**Task objective**.
Reproduce the following data line for line, from the very first line through the line containing "billing-unit-cell: 牙 bbox=[563, 368, 671, 420]", including both of those lines.

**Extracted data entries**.
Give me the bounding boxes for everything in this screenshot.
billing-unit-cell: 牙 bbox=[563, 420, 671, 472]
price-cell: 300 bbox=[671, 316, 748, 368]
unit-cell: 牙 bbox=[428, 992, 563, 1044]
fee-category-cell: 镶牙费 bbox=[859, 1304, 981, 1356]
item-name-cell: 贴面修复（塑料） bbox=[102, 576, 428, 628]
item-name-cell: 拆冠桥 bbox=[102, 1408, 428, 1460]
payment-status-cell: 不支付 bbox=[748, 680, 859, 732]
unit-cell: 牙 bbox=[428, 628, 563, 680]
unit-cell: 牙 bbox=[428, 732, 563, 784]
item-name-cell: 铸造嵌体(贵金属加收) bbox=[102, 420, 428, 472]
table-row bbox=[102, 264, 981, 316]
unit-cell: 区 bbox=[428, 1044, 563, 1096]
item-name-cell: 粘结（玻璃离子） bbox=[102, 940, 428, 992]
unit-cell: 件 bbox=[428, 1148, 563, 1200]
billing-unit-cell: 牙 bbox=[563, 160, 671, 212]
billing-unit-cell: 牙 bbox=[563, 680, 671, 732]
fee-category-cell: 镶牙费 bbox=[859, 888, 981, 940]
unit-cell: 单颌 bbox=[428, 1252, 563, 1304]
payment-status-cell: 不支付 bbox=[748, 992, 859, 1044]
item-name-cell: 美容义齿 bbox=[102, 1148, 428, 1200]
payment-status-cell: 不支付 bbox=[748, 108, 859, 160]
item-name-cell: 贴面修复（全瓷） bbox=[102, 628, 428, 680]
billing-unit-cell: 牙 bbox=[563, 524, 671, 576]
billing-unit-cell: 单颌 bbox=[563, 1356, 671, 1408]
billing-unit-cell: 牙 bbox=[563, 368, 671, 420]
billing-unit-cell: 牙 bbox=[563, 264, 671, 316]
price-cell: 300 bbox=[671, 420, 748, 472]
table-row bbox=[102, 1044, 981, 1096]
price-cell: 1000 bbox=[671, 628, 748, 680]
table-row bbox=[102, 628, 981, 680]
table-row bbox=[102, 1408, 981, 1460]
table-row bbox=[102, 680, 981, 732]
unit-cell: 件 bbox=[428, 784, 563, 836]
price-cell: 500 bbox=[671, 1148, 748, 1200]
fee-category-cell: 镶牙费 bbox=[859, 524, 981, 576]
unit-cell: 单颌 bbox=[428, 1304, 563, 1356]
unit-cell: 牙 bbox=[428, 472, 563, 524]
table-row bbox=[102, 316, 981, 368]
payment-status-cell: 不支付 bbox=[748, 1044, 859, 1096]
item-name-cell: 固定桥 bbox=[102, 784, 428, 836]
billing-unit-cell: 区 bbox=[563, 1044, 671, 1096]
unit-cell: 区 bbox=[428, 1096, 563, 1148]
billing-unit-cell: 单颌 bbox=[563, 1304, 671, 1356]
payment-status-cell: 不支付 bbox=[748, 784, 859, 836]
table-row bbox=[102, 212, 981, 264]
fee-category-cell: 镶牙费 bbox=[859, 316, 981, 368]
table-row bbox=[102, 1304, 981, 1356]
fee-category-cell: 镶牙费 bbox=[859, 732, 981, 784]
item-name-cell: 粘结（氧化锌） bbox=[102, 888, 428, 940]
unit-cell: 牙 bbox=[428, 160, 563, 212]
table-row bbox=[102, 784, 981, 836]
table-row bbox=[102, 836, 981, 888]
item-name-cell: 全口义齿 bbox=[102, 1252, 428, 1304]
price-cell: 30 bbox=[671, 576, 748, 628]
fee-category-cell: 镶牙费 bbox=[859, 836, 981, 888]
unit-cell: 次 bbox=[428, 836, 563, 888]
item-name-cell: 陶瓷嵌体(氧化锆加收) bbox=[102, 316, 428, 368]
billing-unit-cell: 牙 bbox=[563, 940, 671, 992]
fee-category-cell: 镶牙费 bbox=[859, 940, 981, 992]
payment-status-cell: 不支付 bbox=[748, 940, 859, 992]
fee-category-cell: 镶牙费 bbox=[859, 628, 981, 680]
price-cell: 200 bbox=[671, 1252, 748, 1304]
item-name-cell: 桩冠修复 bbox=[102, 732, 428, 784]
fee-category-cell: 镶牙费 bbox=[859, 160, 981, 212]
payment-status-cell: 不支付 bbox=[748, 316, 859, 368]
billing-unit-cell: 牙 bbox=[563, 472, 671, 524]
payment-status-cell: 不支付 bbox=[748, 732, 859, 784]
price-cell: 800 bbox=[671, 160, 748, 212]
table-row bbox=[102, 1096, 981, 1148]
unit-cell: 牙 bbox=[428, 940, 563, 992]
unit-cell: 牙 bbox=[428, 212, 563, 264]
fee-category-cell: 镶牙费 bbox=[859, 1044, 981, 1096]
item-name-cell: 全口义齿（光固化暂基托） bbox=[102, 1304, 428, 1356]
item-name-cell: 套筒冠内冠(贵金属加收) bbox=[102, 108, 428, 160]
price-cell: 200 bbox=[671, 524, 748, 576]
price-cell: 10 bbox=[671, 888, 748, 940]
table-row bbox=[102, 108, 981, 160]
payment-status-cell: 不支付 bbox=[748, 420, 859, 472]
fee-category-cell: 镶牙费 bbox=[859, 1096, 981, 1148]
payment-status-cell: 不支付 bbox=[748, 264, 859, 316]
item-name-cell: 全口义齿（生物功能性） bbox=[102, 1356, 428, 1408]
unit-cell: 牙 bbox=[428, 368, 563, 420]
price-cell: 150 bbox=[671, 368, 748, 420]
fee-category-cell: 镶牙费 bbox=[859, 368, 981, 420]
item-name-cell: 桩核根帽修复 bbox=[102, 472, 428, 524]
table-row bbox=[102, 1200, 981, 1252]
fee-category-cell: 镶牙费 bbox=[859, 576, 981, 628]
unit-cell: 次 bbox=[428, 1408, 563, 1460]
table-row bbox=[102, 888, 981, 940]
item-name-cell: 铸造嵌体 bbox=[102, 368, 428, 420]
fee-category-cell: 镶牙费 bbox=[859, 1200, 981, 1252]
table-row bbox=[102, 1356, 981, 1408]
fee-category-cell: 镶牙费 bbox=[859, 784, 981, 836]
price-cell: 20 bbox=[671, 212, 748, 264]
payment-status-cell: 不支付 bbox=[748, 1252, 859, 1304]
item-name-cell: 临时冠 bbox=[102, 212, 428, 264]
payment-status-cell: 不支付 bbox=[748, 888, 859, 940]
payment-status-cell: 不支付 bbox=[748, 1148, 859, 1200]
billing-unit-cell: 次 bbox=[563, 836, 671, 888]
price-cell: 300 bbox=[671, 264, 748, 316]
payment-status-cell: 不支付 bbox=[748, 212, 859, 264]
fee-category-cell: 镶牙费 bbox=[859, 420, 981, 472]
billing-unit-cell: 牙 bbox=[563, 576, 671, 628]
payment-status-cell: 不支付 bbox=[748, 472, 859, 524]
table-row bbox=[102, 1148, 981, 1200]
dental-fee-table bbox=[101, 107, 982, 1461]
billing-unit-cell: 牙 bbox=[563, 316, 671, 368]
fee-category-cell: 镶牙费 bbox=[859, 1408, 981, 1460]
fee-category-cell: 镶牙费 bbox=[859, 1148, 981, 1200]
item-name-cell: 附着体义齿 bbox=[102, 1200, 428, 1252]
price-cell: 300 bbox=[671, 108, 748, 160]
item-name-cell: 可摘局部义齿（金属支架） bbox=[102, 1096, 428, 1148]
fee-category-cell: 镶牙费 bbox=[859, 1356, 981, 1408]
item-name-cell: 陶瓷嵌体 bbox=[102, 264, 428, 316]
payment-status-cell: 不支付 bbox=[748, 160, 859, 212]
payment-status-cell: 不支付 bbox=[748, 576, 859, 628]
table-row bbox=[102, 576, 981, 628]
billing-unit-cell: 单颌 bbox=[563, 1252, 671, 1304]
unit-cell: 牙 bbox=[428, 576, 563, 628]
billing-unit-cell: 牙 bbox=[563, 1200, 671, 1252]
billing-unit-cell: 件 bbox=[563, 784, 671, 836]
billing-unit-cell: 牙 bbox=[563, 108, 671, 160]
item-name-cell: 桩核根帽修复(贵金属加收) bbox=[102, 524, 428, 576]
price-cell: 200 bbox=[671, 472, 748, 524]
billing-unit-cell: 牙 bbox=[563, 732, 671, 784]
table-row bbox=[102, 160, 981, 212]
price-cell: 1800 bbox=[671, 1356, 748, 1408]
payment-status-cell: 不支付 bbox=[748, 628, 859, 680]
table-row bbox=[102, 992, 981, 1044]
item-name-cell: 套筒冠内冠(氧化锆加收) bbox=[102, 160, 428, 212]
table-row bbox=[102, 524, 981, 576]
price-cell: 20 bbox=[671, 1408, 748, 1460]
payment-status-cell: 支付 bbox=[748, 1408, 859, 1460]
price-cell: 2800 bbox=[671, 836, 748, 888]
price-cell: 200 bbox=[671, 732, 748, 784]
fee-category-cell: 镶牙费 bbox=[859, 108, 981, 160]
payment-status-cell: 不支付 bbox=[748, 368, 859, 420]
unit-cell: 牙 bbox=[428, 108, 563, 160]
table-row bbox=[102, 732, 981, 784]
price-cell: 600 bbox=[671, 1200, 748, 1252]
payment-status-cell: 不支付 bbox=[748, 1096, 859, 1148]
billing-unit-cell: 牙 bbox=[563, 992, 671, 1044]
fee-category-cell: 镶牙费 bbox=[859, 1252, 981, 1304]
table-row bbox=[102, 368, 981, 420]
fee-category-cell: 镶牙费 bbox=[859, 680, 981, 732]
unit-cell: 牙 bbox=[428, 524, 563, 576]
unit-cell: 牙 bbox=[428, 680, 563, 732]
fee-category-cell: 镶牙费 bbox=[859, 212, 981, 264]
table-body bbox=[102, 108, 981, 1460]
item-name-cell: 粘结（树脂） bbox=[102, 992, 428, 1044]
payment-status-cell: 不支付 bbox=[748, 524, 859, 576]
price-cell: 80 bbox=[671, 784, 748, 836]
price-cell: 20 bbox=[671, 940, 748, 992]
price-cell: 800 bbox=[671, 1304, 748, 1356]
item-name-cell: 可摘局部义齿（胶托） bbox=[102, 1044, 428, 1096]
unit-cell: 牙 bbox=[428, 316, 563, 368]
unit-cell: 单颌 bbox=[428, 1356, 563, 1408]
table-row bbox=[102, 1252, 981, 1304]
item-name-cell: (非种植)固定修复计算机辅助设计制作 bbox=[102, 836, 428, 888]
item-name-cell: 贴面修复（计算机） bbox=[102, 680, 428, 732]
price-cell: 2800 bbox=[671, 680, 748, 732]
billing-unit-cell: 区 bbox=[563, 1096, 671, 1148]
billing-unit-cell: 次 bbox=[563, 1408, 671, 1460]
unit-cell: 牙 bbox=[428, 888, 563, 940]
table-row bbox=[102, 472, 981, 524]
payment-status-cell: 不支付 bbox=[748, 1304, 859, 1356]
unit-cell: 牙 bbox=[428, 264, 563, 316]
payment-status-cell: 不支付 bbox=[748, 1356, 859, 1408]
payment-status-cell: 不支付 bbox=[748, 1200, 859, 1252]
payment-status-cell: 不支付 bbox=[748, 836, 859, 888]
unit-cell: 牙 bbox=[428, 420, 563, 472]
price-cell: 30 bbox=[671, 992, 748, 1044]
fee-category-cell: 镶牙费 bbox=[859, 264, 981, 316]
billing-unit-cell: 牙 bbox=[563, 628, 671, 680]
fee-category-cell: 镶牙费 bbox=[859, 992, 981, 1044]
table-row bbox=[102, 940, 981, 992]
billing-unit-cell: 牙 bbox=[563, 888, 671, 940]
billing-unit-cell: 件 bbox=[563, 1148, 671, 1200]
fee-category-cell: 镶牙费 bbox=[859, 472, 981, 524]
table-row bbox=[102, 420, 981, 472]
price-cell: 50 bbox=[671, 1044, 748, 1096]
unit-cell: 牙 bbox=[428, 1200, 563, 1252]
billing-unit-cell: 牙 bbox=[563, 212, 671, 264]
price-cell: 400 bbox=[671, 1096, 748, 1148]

**Result of the task**.
Give me the bounding boxes for everything in this screenshot.
billing-unit-cell: 牙 bbox=[563, 420, 671, 472]
price-cell: 300 bbox=[671, 316, 748, 368]
unit-cell: 牙 bbox=[428, 992, 563, 1044]
fee-category-cell: 镶牙费 bbox=[859, 1304, 981, 1356]
item-name-cell: 贴面修复（塑料） bbox=[102, 576, 428, 628]
item-name-cell: 拆冠桥 bbox=[102, 1408, 428, 1460]
payment-status-cell: 不支付 bbox=[748, 680, 859, 732]
unit-cell: 牙 bbox=[428, 628, 563, 680]
unit-cell: 牙 bbox=[428, 732, 563, 784]
item-name-cell: 铸造嵌体(贵金属加收) bbox=[102, 420, 428, 472]
table-row bbox=[102, 264, 981, 316]
unit-cell: 区 bbox=[428, 1044, 563, 1096]
item-name-cell: 粘结（玻璃离子） bbox=[102, 940, 428, 992]
unit-cell: 件 bbox=[428, 1148, 563, 1200]
billing-unit-cell: 牙 bbox=[563, 160, 671, 212]
billing-unit-cell: 牙 bbox=[563, 680, 671, 732]
fee-category-cell: 镶牙费 bbox=[859, 888, 981, 940]
unit-cell: 单颌 bbox=[428, 1252, 563, 1304]
payment-status-cell: 不支付 bbox=[748, 992, 859, 1044]
item-name-cell: 美容义齿 bbox=[102, 1148, 428, 1200]
payment-status-cell: 不支付 bbox=[748, 108, 859, 160]
item-name-cell: 贴面修复（全瓷） bbox=[102, 628, 428, 680]
billing-unit-cell: 牙 bbox=[563, 524, 671, 576]
billing-unit-cell: 单颌 bbox=[563, 1356, 671, 1408]
billing-unit-cell: 牙 bbox=[563, 368, 671, 420]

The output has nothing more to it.